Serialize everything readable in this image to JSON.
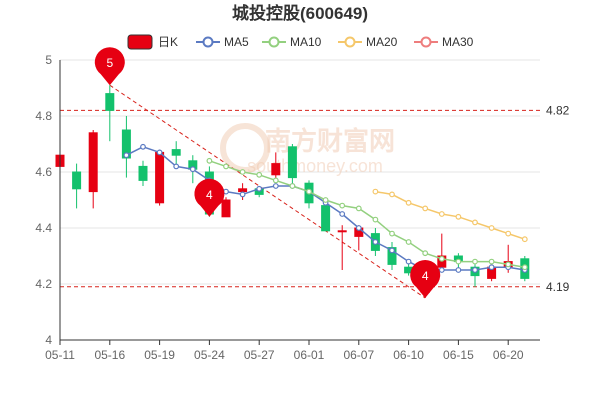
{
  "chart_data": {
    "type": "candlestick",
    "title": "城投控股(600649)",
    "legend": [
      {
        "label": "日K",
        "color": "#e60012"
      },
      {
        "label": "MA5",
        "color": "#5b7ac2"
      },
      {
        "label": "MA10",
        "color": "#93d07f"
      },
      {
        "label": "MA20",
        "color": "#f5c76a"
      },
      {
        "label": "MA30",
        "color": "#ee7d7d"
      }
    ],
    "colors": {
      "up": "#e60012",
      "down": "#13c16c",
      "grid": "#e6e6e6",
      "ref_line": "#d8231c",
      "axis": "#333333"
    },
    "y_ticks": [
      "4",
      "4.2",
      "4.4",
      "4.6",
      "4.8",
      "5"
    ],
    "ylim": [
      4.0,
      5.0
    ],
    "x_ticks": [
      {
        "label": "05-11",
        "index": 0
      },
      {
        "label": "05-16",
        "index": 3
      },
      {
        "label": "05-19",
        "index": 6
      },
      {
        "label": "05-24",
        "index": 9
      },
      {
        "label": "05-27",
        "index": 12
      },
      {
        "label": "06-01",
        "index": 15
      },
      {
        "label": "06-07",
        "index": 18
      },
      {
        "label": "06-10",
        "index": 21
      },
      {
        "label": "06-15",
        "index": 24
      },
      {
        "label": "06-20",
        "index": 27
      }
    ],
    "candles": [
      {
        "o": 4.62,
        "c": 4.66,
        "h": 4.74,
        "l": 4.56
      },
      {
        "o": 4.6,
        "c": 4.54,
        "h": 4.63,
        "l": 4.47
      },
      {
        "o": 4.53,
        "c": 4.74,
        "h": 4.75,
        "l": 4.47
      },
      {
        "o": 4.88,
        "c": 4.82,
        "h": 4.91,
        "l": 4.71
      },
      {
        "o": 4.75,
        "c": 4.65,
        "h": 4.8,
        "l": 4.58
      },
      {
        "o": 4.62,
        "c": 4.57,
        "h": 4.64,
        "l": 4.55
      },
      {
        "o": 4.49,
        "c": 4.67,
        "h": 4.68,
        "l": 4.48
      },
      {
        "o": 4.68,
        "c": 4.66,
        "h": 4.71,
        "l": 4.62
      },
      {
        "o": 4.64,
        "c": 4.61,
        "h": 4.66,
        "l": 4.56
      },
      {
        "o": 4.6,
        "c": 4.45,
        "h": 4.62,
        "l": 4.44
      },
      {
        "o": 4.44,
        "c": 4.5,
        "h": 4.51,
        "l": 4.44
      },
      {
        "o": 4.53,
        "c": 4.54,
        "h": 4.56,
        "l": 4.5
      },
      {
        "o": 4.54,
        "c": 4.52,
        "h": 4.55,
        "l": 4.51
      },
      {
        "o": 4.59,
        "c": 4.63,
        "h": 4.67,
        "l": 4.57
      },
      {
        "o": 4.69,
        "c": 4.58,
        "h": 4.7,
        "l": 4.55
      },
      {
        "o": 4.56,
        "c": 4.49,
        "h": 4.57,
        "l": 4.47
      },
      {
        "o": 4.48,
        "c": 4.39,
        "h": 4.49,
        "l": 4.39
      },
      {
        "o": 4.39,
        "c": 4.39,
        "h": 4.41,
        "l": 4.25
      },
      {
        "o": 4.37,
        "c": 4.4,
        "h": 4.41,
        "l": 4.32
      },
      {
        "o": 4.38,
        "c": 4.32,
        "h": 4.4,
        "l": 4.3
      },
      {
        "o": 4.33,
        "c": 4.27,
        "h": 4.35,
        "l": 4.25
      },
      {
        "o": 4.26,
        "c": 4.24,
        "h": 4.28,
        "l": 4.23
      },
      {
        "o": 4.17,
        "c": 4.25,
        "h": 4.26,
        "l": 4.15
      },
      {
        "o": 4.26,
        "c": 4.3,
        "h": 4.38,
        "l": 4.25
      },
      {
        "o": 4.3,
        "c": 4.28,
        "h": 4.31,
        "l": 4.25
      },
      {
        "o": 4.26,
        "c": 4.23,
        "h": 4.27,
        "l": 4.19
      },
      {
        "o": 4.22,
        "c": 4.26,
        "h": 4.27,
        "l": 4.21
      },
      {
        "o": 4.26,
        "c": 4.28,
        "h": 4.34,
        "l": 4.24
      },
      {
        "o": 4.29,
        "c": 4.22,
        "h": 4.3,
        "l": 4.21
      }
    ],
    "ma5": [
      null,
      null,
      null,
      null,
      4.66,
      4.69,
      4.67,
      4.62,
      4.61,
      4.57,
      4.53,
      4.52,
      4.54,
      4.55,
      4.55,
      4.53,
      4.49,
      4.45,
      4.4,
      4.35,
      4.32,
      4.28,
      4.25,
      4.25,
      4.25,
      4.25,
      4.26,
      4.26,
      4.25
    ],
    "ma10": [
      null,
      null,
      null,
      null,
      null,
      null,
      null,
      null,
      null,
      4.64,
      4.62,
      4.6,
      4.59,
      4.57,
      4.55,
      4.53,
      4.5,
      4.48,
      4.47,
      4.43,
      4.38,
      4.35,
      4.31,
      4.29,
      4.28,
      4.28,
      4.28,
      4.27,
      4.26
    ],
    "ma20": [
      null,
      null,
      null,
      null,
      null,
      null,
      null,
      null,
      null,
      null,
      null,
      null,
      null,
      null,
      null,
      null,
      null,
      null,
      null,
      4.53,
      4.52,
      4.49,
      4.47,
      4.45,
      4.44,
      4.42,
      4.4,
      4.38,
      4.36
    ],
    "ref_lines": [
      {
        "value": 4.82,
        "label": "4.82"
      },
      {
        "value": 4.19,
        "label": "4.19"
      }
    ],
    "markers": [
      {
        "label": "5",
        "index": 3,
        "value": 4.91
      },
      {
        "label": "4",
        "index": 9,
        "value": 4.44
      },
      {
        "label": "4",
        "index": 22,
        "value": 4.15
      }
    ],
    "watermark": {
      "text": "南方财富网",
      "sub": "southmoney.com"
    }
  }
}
+ + + +
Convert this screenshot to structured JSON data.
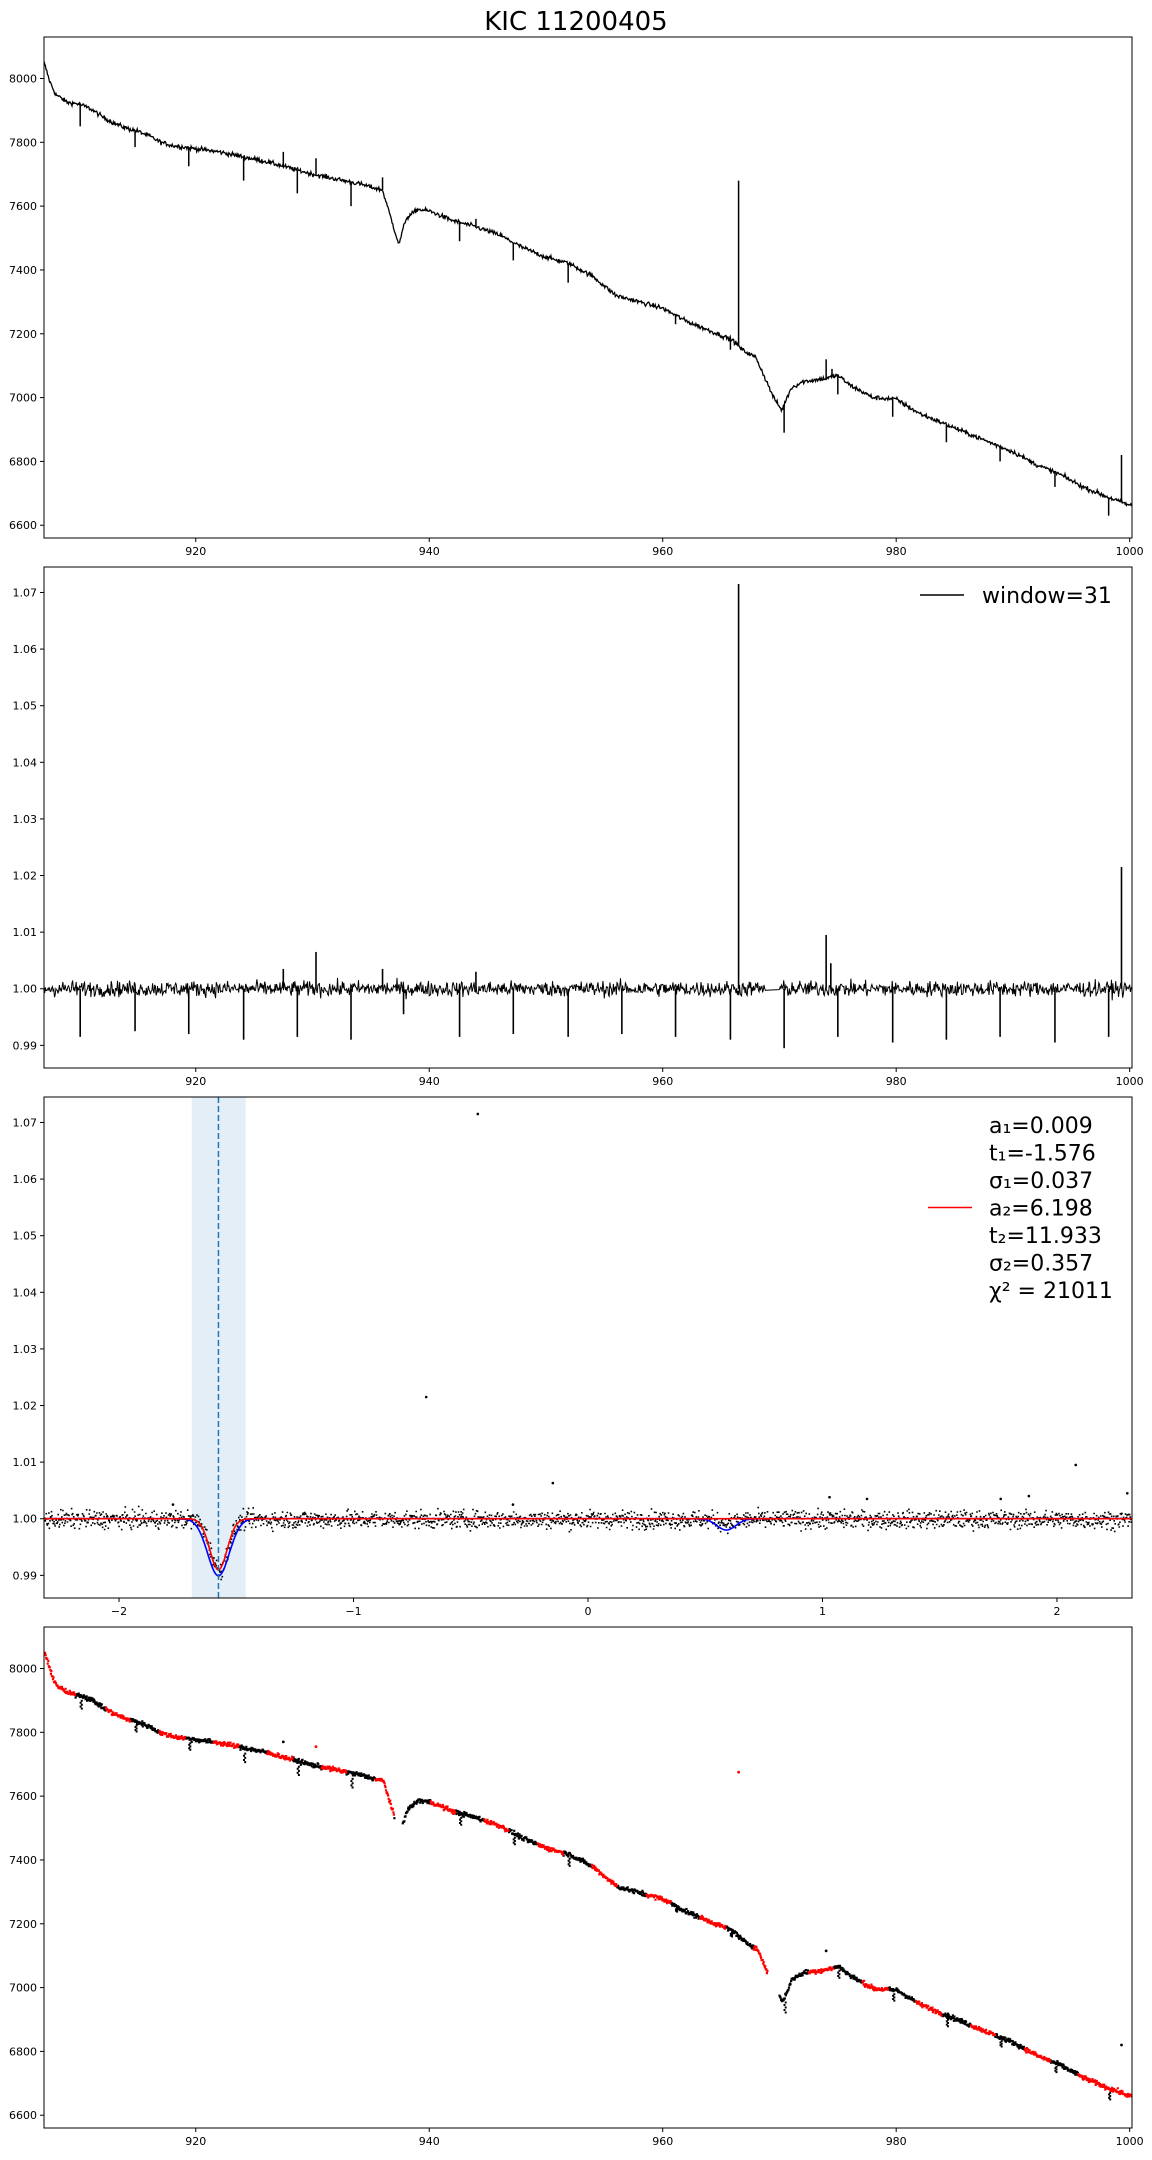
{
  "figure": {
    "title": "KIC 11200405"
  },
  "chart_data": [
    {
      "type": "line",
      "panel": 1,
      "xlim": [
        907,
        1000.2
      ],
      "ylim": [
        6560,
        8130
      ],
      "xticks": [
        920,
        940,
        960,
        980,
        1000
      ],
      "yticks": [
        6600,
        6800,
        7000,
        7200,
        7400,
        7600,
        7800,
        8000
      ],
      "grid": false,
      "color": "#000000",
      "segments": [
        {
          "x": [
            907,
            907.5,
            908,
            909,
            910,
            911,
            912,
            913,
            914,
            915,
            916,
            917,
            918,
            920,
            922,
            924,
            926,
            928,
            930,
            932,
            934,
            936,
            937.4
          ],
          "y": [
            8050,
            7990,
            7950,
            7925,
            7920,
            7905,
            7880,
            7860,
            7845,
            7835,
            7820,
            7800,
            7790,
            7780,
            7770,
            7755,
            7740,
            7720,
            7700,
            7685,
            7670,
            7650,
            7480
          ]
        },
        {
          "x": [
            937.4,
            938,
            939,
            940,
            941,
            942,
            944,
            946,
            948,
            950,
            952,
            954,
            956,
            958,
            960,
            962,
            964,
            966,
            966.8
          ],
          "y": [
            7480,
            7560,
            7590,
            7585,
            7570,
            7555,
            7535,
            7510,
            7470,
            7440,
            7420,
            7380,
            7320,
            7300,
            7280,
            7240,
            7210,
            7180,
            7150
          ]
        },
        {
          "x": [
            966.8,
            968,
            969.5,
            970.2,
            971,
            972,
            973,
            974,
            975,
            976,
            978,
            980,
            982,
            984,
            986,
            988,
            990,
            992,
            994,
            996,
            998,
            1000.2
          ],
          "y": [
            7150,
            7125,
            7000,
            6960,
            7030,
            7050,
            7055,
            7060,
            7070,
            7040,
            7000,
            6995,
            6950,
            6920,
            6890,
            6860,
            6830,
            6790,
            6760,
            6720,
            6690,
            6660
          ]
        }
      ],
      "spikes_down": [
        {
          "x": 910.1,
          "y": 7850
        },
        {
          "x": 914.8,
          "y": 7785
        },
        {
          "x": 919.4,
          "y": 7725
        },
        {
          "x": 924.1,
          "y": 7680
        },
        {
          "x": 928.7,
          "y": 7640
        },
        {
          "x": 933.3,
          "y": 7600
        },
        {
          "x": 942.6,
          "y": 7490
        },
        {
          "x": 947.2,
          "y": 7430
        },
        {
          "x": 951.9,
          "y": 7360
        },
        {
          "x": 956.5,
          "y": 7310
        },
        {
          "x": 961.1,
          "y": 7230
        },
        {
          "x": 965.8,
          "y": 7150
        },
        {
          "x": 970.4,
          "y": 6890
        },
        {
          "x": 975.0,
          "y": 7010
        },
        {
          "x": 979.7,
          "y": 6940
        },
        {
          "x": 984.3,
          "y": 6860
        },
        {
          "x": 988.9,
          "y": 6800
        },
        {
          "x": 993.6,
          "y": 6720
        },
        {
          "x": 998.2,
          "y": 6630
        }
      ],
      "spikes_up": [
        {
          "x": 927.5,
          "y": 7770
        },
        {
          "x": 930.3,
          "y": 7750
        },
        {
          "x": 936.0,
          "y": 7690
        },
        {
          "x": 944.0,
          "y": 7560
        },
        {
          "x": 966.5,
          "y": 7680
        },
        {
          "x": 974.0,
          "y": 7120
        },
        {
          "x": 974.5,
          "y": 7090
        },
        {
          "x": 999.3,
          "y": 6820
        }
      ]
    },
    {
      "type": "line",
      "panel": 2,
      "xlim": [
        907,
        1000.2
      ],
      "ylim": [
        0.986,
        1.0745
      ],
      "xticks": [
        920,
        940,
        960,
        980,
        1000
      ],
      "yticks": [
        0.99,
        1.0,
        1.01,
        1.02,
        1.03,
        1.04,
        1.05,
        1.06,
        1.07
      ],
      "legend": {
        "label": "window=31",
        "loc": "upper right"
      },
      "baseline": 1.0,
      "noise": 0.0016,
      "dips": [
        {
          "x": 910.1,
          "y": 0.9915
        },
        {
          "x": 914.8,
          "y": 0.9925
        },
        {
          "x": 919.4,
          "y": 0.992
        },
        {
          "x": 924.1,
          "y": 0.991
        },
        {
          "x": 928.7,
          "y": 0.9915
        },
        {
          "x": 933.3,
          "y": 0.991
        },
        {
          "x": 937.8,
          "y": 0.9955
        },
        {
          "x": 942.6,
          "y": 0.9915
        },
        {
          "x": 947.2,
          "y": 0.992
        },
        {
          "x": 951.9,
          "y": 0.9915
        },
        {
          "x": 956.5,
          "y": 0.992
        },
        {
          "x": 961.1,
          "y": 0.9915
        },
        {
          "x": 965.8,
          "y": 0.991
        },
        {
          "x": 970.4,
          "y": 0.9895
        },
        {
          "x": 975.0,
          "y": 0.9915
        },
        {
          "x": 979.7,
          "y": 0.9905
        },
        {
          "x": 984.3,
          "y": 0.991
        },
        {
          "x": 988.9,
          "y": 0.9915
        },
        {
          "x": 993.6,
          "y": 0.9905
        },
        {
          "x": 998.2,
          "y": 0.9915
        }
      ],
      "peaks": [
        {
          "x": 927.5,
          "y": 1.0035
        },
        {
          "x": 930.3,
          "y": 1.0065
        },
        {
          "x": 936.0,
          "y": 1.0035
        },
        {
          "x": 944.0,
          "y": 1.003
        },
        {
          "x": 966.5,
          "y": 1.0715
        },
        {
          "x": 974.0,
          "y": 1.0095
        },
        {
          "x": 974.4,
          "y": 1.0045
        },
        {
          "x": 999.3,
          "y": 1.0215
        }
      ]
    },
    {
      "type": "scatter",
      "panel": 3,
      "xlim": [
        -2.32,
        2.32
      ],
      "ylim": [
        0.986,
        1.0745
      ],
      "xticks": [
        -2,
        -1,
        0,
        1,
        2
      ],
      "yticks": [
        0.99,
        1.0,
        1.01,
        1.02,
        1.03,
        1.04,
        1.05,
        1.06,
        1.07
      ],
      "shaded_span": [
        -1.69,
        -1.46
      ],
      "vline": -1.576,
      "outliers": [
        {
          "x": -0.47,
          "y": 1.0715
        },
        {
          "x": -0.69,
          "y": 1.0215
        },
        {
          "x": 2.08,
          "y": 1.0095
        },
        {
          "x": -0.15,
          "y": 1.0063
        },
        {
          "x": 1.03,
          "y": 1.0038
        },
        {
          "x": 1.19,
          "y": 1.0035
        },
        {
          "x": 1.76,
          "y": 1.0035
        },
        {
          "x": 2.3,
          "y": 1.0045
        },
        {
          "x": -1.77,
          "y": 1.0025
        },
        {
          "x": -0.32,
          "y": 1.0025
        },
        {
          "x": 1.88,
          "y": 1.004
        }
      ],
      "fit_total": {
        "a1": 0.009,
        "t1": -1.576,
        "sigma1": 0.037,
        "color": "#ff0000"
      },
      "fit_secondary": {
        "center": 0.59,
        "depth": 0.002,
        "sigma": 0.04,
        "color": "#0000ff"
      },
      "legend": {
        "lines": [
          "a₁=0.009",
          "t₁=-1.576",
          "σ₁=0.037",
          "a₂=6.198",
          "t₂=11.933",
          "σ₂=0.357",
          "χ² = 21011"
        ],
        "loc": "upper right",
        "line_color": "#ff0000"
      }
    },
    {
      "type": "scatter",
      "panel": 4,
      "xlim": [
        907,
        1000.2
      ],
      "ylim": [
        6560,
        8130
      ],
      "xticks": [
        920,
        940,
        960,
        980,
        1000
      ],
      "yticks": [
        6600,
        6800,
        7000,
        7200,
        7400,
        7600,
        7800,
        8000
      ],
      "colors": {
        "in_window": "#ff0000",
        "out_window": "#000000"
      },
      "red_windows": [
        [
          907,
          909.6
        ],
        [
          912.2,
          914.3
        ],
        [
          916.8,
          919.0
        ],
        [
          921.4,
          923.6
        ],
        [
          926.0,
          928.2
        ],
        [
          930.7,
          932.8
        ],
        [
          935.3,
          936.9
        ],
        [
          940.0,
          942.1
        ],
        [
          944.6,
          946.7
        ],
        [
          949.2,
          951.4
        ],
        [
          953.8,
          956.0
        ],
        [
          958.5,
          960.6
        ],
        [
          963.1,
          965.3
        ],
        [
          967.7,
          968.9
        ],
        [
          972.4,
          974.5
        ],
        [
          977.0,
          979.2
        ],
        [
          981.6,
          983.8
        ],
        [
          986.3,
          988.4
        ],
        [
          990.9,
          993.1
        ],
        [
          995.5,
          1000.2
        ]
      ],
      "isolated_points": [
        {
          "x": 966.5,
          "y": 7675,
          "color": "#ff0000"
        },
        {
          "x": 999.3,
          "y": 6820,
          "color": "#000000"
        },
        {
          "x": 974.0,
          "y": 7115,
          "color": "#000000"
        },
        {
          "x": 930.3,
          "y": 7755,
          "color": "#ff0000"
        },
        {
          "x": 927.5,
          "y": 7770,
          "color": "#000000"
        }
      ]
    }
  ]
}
+ + + +
**JOB**
In the listing above, how many lines hold the word "this"? Give the number and nothing more.

**ANSWER TO THE TASK**
2